▶ Dataset records
----
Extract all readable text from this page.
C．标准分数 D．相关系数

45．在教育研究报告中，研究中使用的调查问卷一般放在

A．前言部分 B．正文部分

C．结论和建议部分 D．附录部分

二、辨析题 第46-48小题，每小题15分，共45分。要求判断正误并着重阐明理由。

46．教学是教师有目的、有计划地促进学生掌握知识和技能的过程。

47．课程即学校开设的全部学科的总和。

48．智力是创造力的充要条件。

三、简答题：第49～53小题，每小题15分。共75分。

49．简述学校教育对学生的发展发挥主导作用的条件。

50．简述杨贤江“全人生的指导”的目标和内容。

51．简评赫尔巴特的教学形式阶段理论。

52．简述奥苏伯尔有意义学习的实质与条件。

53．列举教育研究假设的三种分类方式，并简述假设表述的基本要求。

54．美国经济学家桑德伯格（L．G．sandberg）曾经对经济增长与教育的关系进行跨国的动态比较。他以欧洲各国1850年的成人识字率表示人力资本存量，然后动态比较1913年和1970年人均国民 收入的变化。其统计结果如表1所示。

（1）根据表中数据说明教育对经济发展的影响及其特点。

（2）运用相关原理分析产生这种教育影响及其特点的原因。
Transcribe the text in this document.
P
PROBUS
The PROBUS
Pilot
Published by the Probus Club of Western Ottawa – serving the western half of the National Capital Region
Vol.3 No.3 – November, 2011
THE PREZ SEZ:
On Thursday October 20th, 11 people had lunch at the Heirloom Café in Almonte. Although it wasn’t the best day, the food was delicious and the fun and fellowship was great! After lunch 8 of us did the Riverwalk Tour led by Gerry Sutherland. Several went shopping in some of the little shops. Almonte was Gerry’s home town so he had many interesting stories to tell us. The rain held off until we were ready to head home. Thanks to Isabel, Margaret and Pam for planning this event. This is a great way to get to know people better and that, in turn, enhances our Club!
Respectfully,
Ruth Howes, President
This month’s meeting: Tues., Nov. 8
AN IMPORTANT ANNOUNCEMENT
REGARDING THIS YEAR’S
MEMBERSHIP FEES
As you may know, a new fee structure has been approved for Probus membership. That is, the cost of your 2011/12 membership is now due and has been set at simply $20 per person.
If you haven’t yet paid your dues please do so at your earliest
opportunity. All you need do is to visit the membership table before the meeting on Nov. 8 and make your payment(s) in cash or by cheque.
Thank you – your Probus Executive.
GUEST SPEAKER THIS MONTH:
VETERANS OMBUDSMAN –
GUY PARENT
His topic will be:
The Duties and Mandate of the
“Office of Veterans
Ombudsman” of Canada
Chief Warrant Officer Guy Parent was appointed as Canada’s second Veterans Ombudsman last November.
----
▶ Written problem
Copy each record from above exactly, and include every line.

▶ Final result
Extract all readable text from this page.
C．标准分数 D．相关系数

45．在教育研究报告中，研究中使用的调查问卷一般放在

A．前言部分 B．正文部分

C．结论和建议部分 D．附录部分

二、辨析题 第46-48小题，每小题15分，共45分。要求判断正误并着重阐明理由。

46．教学是教师有目的、有计划地促进学生掌握知识和技能的过程。

47．课程即学校开设的全部学科的总和。

48．智力是创造力的充要条件。

三、简答题：第49～53小题，每小题15分。共75分。

49．简述学校教育对学生的发展发挥主导作用的条件。

50．简述杨贤江“全人生的指导”的目标和内容。

51．简评赫尔巴特的教学形式阶段理论。

52．简述奥苏伯尔有意义学习的实质与条件。

53．列举教育研究假设的三种分类方式，并简述假设表述的基本要求。

54．美国经济学家桑德伯格（L．G．sandberg）曾经对经济增长与教育的关系进行跨国的动态比较。他以欧洲各国1850年的成人识字率表示人力资本存量，然后动态比较1913年和1970年人均国民 收入的变化。其统计结果如表1所示。

（1）根据表中数据说明教育对经济发展的影响及其特点。

（2）运用相关原理分析产生这种教育影响及其特点的原因。
Transcribe the text in this document.
P
PROBUS
The PROBUS
Pilot
Published by the Probus Club of Western Ottawa – serving the western half of the National Capital Region
Vol.3 No.3 – November, 2011
THE PREZ SEZ:
On Thursday October 20th, 11 people had lunch at the Heirloom Café in Almonte. Although it wasn’t the best day, the food was delicious and the fun and fellowship was great! After lunch 8 of us did the Riverwalk Tour led by Gerry Sutherland. Several went shopping in some of the little shops. Almonte was Gerry’s home town so he had many interesting stories to tell us. The rain held off until we were ready to head home. Thanks to Isabel, Margaret and Pam for planning this event. This is a great way to get to know people better and that, in turn, enhances our Club!
Respectfully,
Ruth Howes, President
This month’s meeting: Tues., Nov. 8
AN IMPORTANT ANNOUNCEMENT
REGARDING THIS YEAR’S
MEMBERSHIP FEES
As you may know, a new fee structure has been approved for Probus membership. That is, the cost of your 2011/12 membership is now due and has been set at simply $20 per person.
If you haven’t yet paid your dues please do so at your earliest
opportunity. All you need do is to visit the membership table before the meeting on Nov. 8 and make your payment(s) in cash or by cheque.
Thank you – your Probus Executive.
GUEST SPEAKER THIS MONTH:
VETERANS OMBUDSMAN –
GUY PARENT
His topic will be:
The Duties and Mandate of the
“Office of Veterans
Ombudsman” of Canada
Chief Warrant Officer Guy Parent was appointed as Canada’s second Veterans Ombudsman last November.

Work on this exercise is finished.